### Job
Report each line of the data that includes the word "MacIver".

Saved data entries
▼
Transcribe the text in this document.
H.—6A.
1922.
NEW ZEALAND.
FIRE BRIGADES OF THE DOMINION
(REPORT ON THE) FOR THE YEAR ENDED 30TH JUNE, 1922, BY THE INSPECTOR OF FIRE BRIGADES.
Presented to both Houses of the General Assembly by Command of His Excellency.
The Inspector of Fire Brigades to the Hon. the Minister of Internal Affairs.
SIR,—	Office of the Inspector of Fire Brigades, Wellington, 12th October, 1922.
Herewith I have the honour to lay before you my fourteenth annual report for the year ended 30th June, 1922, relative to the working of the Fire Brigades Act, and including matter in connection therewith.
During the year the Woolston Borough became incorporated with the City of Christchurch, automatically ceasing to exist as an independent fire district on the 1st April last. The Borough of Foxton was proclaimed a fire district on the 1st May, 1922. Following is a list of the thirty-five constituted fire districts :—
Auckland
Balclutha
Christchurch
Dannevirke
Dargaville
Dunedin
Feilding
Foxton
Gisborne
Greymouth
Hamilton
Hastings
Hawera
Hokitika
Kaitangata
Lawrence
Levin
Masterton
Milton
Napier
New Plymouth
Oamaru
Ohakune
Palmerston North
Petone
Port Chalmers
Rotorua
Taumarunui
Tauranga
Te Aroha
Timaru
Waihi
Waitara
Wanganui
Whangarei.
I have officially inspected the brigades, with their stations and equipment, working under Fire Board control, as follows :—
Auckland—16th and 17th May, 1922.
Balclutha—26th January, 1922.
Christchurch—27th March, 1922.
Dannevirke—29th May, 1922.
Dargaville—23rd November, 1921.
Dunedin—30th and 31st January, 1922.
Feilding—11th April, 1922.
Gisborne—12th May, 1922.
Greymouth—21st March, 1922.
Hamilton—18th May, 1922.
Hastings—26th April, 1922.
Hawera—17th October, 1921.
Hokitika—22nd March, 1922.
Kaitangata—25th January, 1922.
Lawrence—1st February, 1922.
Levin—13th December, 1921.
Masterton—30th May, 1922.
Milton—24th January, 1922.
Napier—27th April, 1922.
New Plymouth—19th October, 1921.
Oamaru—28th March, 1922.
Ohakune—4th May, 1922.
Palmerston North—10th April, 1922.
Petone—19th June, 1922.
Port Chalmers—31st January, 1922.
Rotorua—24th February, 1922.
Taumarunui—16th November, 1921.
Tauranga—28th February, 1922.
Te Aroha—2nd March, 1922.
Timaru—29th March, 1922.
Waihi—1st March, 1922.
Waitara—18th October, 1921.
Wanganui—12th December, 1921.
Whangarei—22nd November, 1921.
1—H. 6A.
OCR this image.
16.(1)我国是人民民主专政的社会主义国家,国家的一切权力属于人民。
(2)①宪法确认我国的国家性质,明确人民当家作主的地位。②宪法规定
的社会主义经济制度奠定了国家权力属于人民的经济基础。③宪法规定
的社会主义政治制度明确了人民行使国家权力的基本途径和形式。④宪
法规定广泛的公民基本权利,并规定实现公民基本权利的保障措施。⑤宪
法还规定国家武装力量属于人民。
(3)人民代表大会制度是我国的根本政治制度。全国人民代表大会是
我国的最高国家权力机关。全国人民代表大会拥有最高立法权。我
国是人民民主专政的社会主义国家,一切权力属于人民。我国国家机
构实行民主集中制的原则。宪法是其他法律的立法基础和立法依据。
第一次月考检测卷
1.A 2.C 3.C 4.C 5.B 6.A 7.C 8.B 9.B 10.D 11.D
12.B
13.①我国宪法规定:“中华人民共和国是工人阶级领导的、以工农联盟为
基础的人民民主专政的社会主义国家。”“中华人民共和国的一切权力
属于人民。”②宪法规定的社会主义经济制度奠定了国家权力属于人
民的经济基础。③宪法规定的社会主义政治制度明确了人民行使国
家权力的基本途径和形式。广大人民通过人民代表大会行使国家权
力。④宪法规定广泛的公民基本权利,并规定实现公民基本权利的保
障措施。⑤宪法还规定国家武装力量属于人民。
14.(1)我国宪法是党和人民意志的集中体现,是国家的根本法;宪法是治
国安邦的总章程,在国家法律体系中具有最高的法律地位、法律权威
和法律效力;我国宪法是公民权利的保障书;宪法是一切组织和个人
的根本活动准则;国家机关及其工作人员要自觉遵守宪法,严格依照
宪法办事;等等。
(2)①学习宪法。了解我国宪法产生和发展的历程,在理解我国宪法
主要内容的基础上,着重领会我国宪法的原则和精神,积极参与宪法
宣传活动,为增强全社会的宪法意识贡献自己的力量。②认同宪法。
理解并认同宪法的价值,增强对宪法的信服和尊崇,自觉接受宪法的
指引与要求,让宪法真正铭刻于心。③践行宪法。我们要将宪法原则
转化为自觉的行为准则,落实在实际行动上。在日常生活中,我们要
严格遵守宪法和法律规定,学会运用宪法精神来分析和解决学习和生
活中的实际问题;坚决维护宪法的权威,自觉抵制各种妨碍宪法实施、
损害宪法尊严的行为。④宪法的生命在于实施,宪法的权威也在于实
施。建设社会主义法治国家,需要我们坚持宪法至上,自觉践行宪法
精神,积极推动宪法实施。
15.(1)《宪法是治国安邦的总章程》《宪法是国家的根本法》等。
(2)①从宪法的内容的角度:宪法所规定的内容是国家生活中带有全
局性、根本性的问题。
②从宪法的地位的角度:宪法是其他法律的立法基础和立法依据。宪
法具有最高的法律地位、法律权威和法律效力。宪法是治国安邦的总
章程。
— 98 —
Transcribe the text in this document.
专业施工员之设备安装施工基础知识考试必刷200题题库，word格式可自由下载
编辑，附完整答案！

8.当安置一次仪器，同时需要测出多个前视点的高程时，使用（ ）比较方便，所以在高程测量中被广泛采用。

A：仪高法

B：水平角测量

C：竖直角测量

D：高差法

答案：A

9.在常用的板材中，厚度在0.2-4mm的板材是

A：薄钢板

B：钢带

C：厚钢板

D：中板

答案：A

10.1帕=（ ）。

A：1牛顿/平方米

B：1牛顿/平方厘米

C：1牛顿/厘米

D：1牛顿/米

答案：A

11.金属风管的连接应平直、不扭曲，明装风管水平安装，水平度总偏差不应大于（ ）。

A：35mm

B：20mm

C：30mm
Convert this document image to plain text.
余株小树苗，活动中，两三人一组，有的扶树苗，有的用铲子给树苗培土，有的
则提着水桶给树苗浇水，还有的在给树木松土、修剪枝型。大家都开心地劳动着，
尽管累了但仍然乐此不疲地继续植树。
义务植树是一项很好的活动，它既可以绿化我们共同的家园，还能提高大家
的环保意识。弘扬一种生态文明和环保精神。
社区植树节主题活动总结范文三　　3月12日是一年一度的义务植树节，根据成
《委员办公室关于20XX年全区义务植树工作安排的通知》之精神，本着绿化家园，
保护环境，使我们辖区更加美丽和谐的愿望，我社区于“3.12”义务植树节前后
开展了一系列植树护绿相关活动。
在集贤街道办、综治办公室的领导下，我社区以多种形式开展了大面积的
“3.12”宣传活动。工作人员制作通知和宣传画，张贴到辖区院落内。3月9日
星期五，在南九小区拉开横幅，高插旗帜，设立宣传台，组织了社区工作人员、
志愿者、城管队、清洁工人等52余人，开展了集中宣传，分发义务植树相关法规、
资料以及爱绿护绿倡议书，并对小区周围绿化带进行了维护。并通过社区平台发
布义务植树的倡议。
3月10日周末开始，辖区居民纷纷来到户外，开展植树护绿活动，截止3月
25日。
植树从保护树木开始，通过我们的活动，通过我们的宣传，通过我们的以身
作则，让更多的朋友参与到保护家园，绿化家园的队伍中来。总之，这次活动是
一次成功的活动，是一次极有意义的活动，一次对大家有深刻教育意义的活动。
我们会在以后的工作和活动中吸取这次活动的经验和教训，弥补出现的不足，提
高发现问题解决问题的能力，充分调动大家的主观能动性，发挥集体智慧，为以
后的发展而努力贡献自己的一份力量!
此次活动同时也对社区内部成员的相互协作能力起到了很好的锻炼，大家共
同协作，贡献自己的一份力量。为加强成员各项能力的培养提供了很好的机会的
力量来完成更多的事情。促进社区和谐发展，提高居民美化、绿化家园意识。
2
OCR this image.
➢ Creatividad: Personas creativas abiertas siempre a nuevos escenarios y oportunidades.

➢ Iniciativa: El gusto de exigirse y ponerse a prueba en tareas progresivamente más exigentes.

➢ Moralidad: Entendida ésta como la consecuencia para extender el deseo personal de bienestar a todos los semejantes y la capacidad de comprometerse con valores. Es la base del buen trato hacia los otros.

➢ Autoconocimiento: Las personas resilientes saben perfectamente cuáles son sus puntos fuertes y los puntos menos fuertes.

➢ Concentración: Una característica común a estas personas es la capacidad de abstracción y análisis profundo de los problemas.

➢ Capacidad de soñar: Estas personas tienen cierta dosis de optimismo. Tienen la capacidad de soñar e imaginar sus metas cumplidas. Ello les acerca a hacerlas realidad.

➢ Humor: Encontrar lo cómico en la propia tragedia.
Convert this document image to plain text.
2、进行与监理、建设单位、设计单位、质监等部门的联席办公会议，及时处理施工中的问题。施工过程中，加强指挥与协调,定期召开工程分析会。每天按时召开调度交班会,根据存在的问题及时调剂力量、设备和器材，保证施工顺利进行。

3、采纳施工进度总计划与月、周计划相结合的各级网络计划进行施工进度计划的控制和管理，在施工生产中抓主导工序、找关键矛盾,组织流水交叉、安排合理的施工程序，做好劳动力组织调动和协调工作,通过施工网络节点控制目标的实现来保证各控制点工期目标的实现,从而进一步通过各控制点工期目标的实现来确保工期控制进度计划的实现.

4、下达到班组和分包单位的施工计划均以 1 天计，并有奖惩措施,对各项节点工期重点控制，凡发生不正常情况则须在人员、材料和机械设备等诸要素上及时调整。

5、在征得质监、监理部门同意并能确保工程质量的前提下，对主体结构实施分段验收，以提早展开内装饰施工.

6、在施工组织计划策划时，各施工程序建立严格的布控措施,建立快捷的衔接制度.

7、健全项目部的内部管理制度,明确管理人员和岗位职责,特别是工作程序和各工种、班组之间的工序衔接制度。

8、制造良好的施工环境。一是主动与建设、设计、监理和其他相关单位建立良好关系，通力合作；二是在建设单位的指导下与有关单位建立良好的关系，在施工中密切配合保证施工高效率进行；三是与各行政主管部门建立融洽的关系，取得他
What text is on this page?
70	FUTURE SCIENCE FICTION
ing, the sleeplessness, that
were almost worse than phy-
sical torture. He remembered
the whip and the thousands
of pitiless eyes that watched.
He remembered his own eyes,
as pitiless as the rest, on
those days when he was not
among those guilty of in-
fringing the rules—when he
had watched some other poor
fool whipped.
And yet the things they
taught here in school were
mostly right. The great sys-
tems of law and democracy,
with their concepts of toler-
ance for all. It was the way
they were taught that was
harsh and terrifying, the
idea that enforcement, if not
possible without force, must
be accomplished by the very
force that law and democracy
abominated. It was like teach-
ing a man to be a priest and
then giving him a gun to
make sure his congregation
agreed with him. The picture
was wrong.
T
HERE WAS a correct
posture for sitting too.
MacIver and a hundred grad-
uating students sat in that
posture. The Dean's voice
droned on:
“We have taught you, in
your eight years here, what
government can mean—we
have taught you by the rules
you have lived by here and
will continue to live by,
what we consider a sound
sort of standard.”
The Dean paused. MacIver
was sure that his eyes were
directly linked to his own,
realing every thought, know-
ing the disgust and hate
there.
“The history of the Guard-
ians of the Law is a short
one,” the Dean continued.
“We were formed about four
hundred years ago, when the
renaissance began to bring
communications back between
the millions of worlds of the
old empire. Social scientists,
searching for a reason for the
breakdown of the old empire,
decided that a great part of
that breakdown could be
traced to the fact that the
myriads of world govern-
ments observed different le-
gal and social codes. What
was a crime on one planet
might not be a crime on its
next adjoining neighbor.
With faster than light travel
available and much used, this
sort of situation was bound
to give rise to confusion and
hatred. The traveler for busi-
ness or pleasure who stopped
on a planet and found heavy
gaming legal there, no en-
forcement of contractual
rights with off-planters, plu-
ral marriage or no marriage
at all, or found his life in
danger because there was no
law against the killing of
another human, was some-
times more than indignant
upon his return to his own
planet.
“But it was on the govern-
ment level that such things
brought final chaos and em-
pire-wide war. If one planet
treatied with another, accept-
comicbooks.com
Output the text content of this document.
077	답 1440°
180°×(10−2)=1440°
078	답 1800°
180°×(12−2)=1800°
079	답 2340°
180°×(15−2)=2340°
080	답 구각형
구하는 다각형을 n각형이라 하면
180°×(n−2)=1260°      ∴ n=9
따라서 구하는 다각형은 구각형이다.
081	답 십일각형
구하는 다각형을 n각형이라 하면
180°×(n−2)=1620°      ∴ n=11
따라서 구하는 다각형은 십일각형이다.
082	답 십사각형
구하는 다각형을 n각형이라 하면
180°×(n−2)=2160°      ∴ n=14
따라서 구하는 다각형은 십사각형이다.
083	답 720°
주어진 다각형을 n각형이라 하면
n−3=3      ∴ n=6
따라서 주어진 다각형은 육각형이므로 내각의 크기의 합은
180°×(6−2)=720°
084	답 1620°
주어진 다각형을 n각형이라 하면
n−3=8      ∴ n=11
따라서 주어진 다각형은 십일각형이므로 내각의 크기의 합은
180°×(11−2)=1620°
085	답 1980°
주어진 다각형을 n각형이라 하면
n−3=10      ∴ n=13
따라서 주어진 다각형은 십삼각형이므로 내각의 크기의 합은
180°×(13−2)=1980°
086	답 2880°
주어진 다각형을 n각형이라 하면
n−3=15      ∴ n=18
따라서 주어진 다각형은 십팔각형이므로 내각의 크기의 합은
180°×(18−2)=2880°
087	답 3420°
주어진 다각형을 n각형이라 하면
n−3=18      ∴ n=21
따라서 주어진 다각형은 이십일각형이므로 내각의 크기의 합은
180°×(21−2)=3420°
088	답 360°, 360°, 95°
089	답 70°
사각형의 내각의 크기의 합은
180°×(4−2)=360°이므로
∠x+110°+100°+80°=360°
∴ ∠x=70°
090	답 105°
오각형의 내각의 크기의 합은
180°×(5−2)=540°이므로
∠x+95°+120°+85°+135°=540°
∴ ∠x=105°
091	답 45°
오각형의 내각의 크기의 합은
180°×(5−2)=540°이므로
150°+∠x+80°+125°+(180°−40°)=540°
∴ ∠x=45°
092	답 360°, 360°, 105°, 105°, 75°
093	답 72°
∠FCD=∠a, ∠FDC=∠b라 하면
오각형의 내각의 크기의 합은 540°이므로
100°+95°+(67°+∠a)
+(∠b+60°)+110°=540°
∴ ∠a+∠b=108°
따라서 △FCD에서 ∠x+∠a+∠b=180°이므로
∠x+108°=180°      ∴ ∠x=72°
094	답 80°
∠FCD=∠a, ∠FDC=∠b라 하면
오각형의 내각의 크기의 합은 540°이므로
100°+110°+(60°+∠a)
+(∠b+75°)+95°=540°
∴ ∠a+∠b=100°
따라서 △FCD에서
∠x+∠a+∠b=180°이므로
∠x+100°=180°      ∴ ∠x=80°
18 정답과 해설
▲
### Answer
MacIver and a hundred grad-
The Dean paused. MacIver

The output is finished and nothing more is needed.